Copy each line of the records that holds the string "licenciés".
____________
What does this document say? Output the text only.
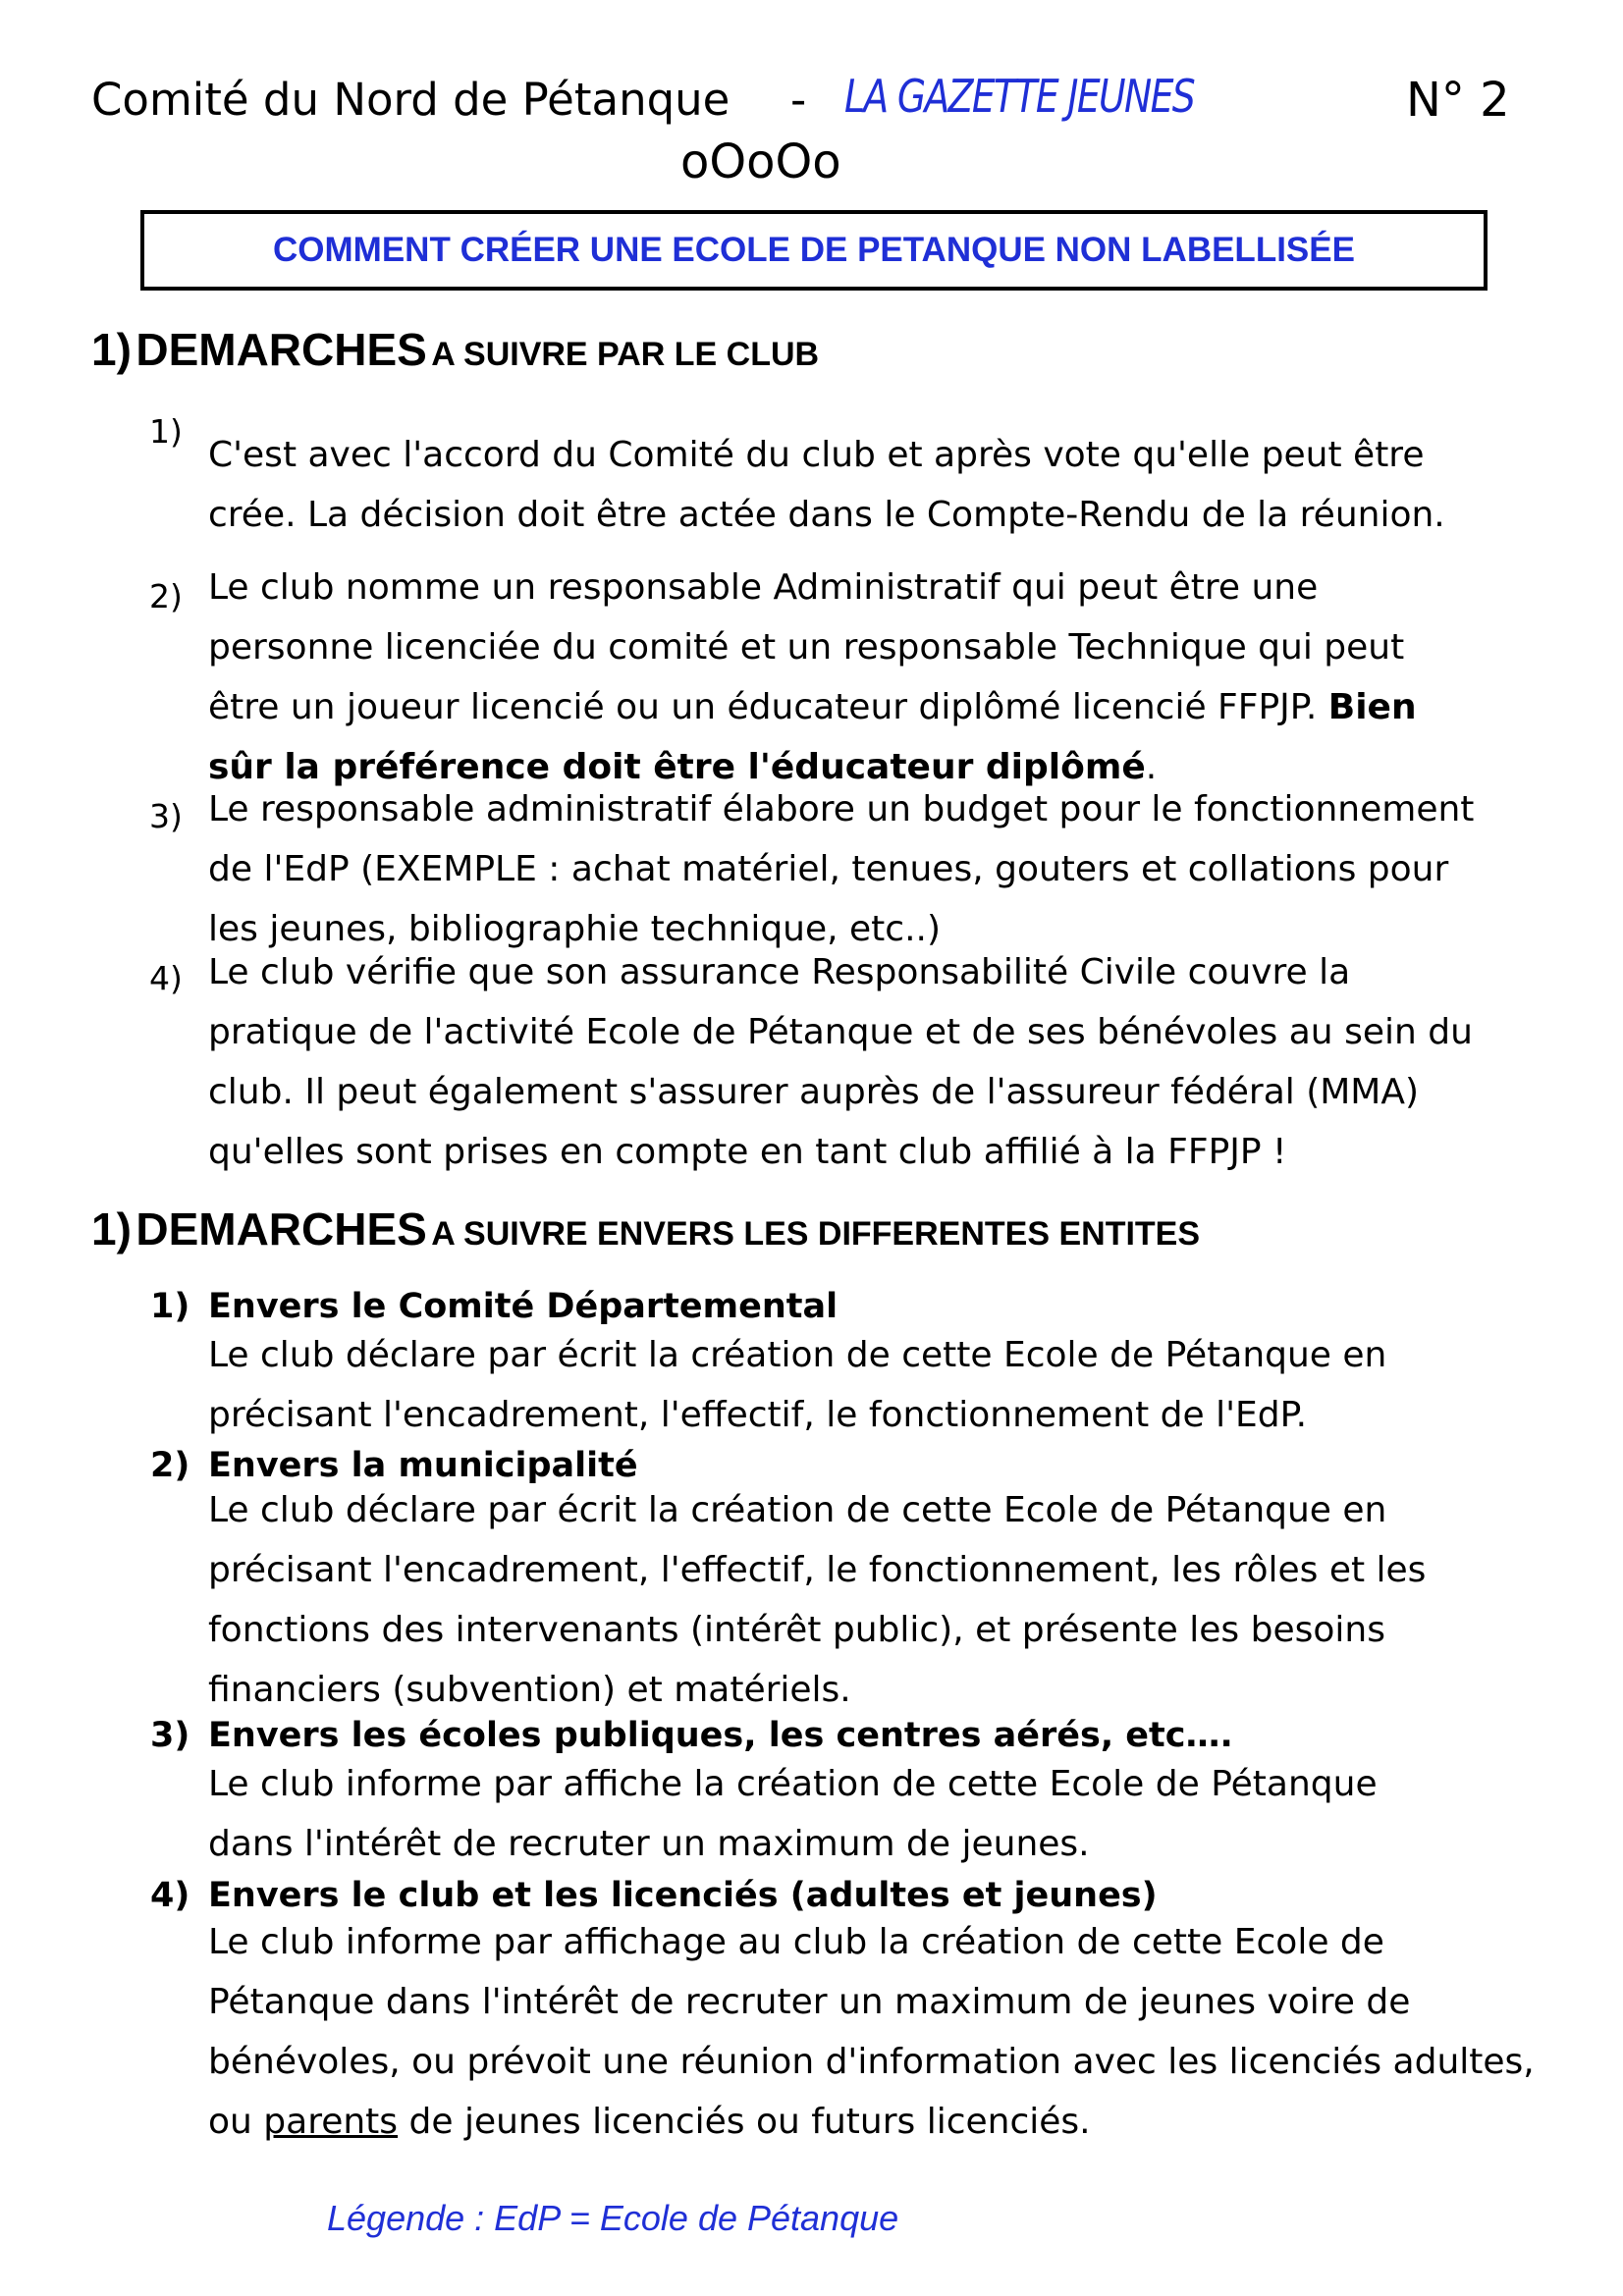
Comité du Nord de Pétanque - LA GAZETTE JEUNES	N° 2
oOoOo
COMMENT CRÉER UNE ECOLE DE PETANQUE NON LABELLISÉE
1) DEMARCHES A SUIVRE PAR LE CLUB
1)
C'est avec l'accord du Comité du club et après vote qu'elle peut être
crée. La décision doit être actée dans le Compte-Rendu de la réunion.
2) Le club nomme un responsable Administratif qui peut être une
personne licenciée du comité et un responsable Technique qui peut
être un joueur licencié ou un éducateur diplômé licencié FFPJP. Bien
sûr la préférence doit être l'éducateur diplômé.
3) Le responsable administratif élabore un budget pour le fonctionnement
de l'EdP (EXEMPLE : achat matériel, tenues, gouters et collations pour
les jeunes, bibliographie technique, etc..)
4) Le club vérifie que son assurance Responsabilité Civile couvre la
pratique de l'activité Ecole de Pétanque et de ses bénévoles au sein du
club. Il peut également s'assurer auprès de l'assureur fédéral (MMA)
qu'elles sont prises en compte en tant club affilié à la FFPJP !
1) DEMARCHES A SUIVRE ENVERS LES DIFFERENTES ENTITES
1) Envers le Comité Départemental
Le club déclare par écrit la création de cette Ecole de Pétanque en
précisant l'encadrement, l'effectif, le fonctionnement de l'EdP.
2) Envers la municipalité
Le club déclare par écrit la création de cette Ecole de Pétanque en
précisant l'encadrement, l'effectif, le fonctionnement, les rôles et les
fonctions des intervenants (intérêt public), et présente les besoins
financiers (subvention) et matériels.
3) Envers les écoles publiques, les centres aérés, etc….
Le club informe par affiche la création de cette Ecole de Pétanque
dans l'intérêt de recruter un maximum de jeunes.
4) Envers le club et les licenciés (adultes et jeunes)
Le club informe par affichage au club la création de cette Ecole de
Pétanque dans l'intérêt de recruter un maximum de jeunes voire de
bénévoles, ou prévoit une réunion d'information avec les licenciés adultes,
ou parents de jeunes licenciés ou futurs licenciés.
Légende : EdP = Ecole de Pétanque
____________
▶ [TASK SOLUTION]
4) Envers le club et les licenciés (adultes et jeunes)
bénévoles, ou prévoit une réunion d'information avec les licenciés adultes,
ou parents de jeunes licenciés ou futurs licenciés.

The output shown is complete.